■ Figure contents as structured data
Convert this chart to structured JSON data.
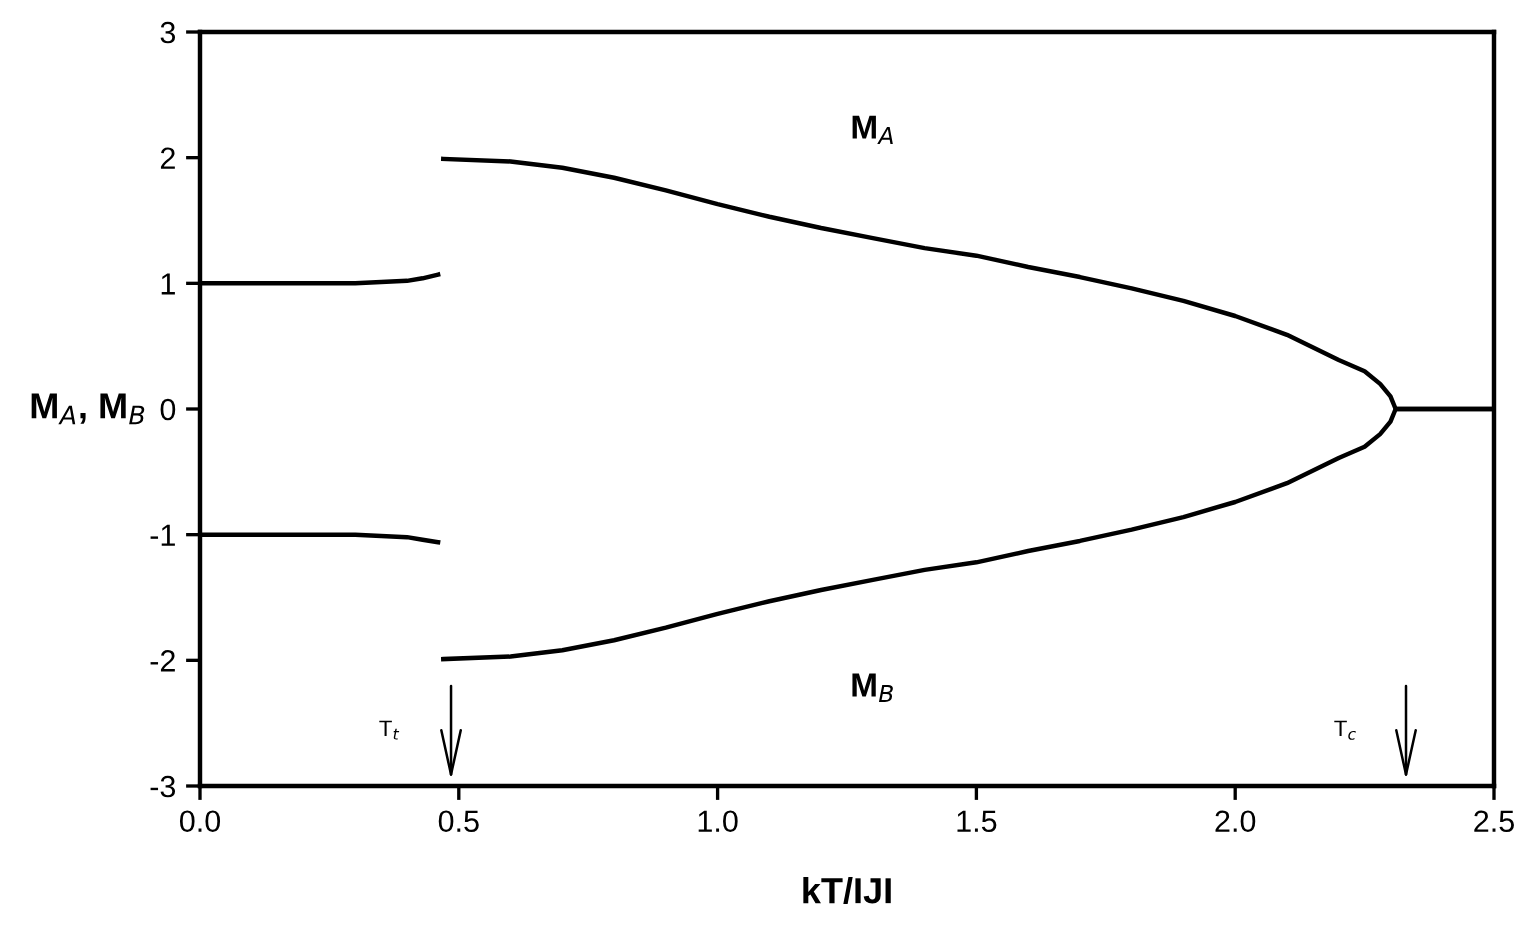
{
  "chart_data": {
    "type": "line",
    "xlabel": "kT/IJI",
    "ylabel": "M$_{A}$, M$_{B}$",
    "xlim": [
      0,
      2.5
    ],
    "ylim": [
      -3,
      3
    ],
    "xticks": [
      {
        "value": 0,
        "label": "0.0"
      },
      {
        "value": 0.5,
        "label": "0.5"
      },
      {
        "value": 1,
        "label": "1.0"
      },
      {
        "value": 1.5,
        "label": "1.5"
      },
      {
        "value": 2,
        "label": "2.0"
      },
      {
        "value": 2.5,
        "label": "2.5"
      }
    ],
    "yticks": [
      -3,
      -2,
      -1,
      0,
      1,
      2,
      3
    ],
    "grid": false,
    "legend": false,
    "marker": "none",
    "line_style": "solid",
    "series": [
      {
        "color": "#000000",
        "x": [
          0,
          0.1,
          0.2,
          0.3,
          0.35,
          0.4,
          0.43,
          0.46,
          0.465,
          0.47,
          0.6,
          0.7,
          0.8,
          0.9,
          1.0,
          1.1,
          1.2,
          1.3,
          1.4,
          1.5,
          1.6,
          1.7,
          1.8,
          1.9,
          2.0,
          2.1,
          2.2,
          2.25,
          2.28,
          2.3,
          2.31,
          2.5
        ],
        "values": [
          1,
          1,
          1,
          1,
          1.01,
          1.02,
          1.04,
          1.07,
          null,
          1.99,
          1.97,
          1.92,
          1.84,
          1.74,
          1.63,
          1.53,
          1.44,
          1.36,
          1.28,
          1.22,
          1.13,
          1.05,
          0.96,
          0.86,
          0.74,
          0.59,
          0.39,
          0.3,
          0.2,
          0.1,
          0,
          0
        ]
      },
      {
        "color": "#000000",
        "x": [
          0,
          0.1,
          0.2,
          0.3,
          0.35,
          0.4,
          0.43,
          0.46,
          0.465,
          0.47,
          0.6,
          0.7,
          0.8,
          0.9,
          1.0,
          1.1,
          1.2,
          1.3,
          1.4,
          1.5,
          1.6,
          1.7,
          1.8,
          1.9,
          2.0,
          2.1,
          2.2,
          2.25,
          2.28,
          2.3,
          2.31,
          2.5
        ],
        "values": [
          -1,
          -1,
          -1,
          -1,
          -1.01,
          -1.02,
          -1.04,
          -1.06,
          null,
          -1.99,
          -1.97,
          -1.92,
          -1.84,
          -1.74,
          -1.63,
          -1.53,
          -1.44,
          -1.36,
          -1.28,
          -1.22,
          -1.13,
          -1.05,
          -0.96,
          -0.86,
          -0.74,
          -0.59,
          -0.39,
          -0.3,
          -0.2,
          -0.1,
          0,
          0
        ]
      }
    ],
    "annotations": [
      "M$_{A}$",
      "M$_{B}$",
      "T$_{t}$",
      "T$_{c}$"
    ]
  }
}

■ Task instructions
Transcribe all of the records above character for character. Exclude the pictures.

■ Exercise result
Convert this chart to structured JSON data.
{
  "chart_data": {
    "type": "line",
    "xlabel": "kT/IJI",
    "ylabel": "M$_{A}$, M$_{B}$",
    "xlim": [
      0,
      2.5
    ],
    "ylim": [
      -3,
      3
    ],
    "xticks": [
      {
        "value": 0,
        "label": "0.0"
      },
      {
        "value": 0.5,
        "label": "0.5"
      },
      {
        "value": 1,
        "label": "1.0"
      },
      {
        "value": 1.5,
        "label": "1.5"
      },
      {
        "value": 2,
        "label": "2.0"
      },
      {
        "value": 2.5,
        "label": "2.5"
      }
    ],
    "yticks": [
      -3,
      -2,
      -1,
      0,
      1,
      2,
      3
    ],
    "grid": false,
    "legend": false,
    "marker": "none",
    "line_style": "solid",
    "series": [
      {
        "color": "#000000",
        "x": [
          0,
          0.1,
          0.2,
          0.3,
          0.35,
          0.4,
          0.43,
          0.46,
          0.465,
          0.47,
          0.6,
          0.7,
          0.8,
          0.9,
          1.0,
          1.1,
          1.2,
          1.3,
          1.4,
          1.5,
          1.6,
          1.7,
          1.8,
          1.9,
          2.0,
          2.1,
          2.2,
          2.25,
          2.28,
          2.3,
          2.31,
          2.5
        ],
        "values": [
          1,
          1,
          1,
          1,
          1.01,
          1.02,
          1.04,
          1.07,
          null,
          1.99,
          1.97,
          1.92,
          1.84,
          1.74,
          1.63,
          1.53,
          1.44,
          1.36,
          1.28,
          1.22,
          1.13,
          1.05,
          0.96,
          0.86,
          0.74,
          0.59,
          0.39,
          0.3,
          0.2,
          0.1,
          0,
          0
        ]
      },
      {
        "color": "#000000",
        "x": [
          0,
          0.1,
          0.2,
          0.3,
          0.35,
          0.4,
          0.43,
          0.46,
          0.465,
          0.47,
          0.6,
          0.7,
          0.8,
          0.9,
          1.0,
          1.1,
          1.2,
          1.3,
          1.4,
          1.5,
          1.6,
          1.7,
          1.8,
          1.9,
          2.0,
          2.1,
          2.2,
          2.25,
          2.28,
          2.3,
          2.31,
          2.5
        ],
        "values": [
          -1,
          -1,
          -1,
          -1,
          -1.01,
          -1.02,
          -1.04,
          -1.06,
          null,
          -1.99,
          -1.97,
          -1.92,
          -1.84,
          -1.74,
          -1.63,
          -1.53,
          -1.44,
          -1.36,
          -1.28,
          -1.22,
          -1.13,
          -1.05,
          -0.96,
          -0.86,
          -0.74,
          -0.59,
          -0.39,
          -0.3,
          -0.2,
          -0.1,
          0,
          0
        ]
      }
    ],
    "annotations": [
      "M$_{A}$",
      "M$_{B}$",
      "T$_{t}$",
      "T$_{c}$"
    ]
  }
}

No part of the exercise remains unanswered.